**To be done:** Copy every line from the data below in which the string "النطق" can be found.
==== Data supplied
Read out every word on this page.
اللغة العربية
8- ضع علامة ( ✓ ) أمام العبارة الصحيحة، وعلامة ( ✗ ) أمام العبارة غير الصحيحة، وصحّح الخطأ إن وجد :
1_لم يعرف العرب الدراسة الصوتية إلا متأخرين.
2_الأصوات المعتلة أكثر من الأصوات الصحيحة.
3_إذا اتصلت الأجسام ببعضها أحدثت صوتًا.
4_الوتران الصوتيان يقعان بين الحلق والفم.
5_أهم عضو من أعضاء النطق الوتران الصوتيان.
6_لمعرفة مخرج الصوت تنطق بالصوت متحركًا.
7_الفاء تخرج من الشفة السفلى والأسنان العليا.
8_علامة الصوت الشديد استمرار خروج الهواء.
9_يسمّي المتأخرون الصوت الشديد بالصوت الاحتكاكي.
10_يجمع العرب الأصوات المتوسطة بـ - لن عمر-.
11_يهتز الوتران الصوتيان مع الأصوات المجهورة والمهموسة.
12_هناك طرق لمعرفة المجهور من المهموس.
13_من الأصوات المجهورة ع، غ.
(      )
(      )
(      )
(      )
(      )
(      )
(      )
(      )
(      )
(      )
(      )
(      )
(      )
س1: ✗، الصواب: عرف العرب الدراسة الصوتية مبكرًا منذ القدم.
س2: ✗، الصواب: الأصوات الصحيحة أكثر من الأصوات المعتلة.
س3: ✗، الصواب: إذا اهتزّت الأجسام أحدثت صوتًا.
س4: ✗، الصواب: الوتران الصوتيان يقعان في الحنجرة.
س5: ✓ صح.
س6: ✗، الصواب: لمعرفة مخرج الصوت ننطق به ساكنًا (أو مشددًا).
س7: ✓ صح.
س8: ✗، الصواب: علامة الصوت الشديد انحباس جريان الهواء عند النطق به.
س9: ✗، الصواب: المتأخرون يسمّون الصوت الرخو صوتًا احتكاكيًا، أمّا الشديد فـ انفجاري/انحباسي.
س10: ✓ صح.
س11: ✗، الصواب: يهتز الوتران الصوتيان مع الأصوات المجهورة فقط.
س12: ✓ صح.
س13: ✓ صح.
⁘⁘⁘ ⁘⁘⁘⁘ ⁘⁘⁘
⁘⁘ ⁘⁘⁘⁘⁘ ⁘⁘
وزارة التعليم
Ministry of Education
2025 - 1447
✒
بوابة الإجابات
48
========
==== Data supplied
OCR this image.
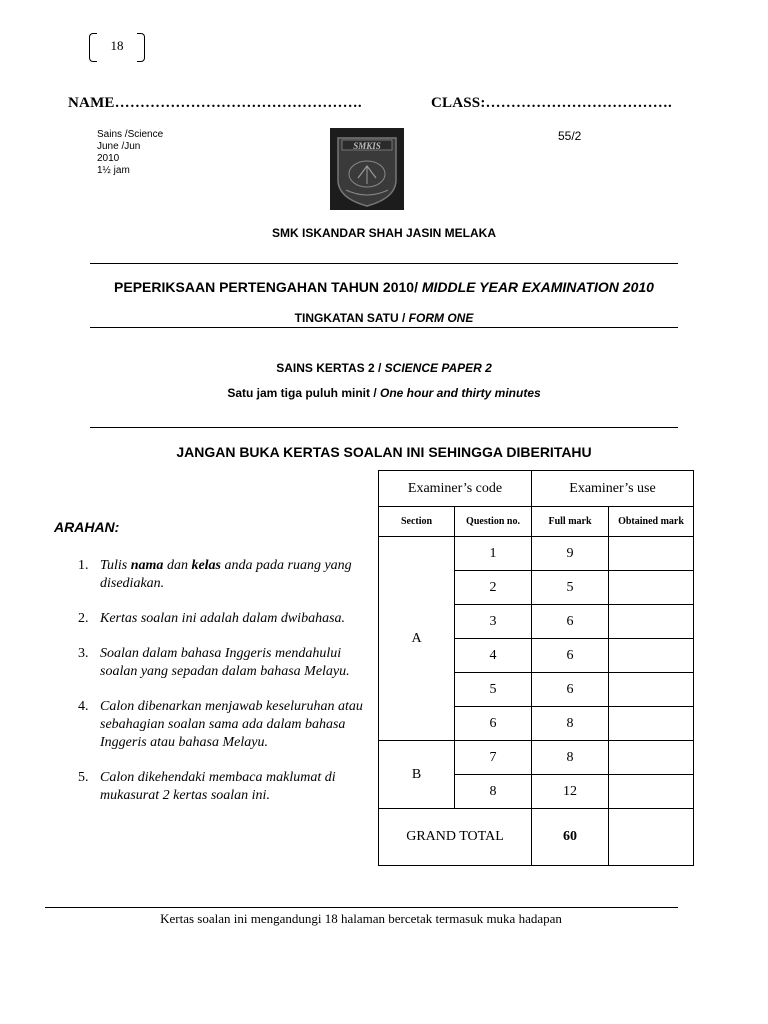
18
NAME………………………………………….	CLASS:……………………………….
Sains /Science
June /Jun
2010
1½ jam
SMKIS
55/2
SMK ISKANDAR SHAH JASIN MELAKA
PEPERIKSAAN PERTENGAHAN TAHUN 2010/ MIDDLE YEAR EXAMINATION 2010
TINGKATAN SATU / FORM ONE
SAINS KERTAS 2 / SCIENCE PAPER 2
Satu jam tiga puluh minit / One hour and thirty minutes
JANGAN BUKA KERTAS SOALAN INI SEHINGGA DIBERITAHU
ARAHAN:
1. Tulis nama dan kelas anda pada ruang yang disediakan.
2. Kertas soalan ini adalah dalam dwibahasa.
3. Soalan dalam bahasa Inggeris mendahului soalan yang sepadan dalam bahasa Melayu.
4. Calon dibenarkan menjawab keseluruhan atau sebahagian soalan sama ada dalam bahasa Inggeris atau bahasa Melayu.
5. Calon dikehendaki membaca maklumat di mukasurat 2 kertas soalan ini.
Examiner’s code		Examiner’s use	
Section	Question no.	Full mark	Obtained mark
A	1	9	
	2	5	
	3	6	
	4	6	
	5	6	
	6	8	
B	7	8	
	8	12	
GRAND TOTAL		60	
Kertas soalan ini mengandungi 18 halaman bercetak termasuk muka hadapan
========
**Exercise solution:**
5_أهم عضو من أعضاء النطق الوتران الصوتيان.
س8: ✗، الصواب: علامة الصوت الشديد انحباس جريان الهواء عند النطق به.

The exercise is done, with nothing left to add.